Description of the task:
Write the entries below out again exactly; any picture in them stays out.

※ ※ ※

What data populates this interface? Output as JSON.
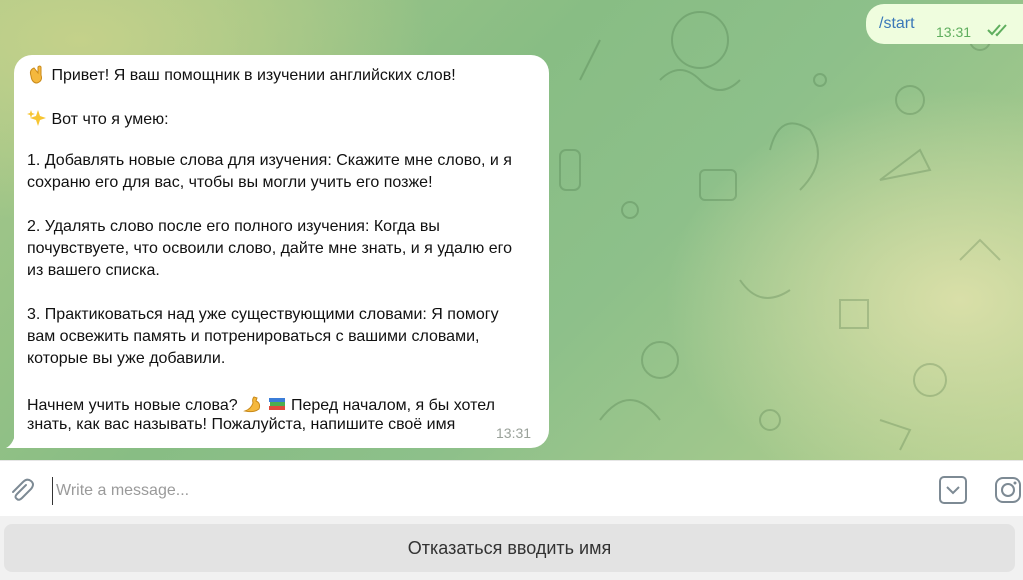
{
  "chat": {
    "outgoing": {
      "text": "/start",
      "time": "13:31",
      "status": "read"
    },
    "incoming": {
      "lines": [
        {
          "emoji": "wave-icon",
          "text": "Привет! Я ваш помощник в изучении английских слов!"
        },
        {
          "emoji": "sparkles-icon",
          "text": "Вот что я умею:"
        },
        {
          "text": "1. Добавлять новые слова для изучения: Скажите мне слово, и я"
        },
        {
          "text": "сохраню его для вас, чтобы вы могли учить его позже!"
        },
        {
          "text": "2. Удалять слово после его полного изучения: Когда вы"
        },
        {
          "text": "почувствуете, что освоили слово, дайте мне знать, и я удалю его"
        },
        {
          "text": "из вашего списка."
        },
        {
          "text": "3. Практиковаться над уже существующими словами: Я помогу"
        },
        {
          "text": "вам освежить память и потренироваться с вашими словами,"
        },
        {
          "text": "которые вы уже добавили."
        },
        {
          "text": "Начнем учить новые слова?",
          "after": "Перед началом, я бы хотел"
        },
        {
          "text": "знать, как вас называть! Пожалуйста, напишите своё имя"
        }
      ],
      "time": "13:31"
    }
  },
  "composer": {
    "placeholder": "Write a message...",
    "value": "",
    "attach_icon": "paperclip-icon",
    "keyboard_icon": "bot-keyboard-icon",
    "camera_icon": "instagram-camera-icon"
  },
  "reply_keyboard": {
    "button_label": "Отказаться вводить имя"
  },
  "colors": {
    "outgoing_bubble": "#effdde",
    "link": "#3a78b8",
    "check": "#5fae5e",
    "incoming_bubble": "#ffffff"
  }
}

※ ※ ※

Response to this task:
What data populates this interface? Output as JSON.
{
  "chat": {
    "outgoing": {
      "text": "/start",
      "time": "13:31",
      "status": "read"
    },
    "incoming": {
      "lines": [
        {
          "emoji": "wave-icon",
          "text": "Привет! Я ваш помощник в изучении английских слов!"
        },
        {
          "emoji": "sparkles-icon",
          "text": "Вот что я умею:"
        },
        {
          "text": "1. Добавлять новые слова для изучения: Скажите мне слово, и я"
        },
        {
          "text": "сохраню его для вас, чтобы вы могли учить его позже!"
        },
        {
          "text": "2. Удалять слово после его полного изучения: Когда вы"
        },
        {
          "text": "почувствуете, что освоили слово, дайте мне знать, и я удалю его"
        },
        {
          "text": "из вашего списка."
        },
        {
          "text": "3. Практиковаться над уже существующими словами: Я помогу"
        },
        {
          "text": "вам освежить память и потренироваться с вашими словами,"
        },
        {
          "text": "которые вы уже добавили."
        },
        {
          "text": "Начнем учить новые слова?",
          "after": "Перед началом, я бы хотел"
        },
        {
          "text": "знать, как вас называть! Пожалуйста, напишите своё имя"
        }
      ],
      "time": "13:31"
    }
  },
  "composer": {
    "placeholder": "Write a message...",
    "value": "",
    "attach_icon": "paperclip-icon",
    "keyboard_icon": "bot-keyboard-icon",
    "camera_icon": "instagram-camera-icon"
  },
  "reply_keyboard": {
    "button_label": "Отказаться вводить имя"
  },
  "colors": {
    "outgoing_bubble": "#effdde",
    "link": "#3a78b8",
    "check": "#5fae5e",
    "incoming_bubble": "#ffffff"
  }
}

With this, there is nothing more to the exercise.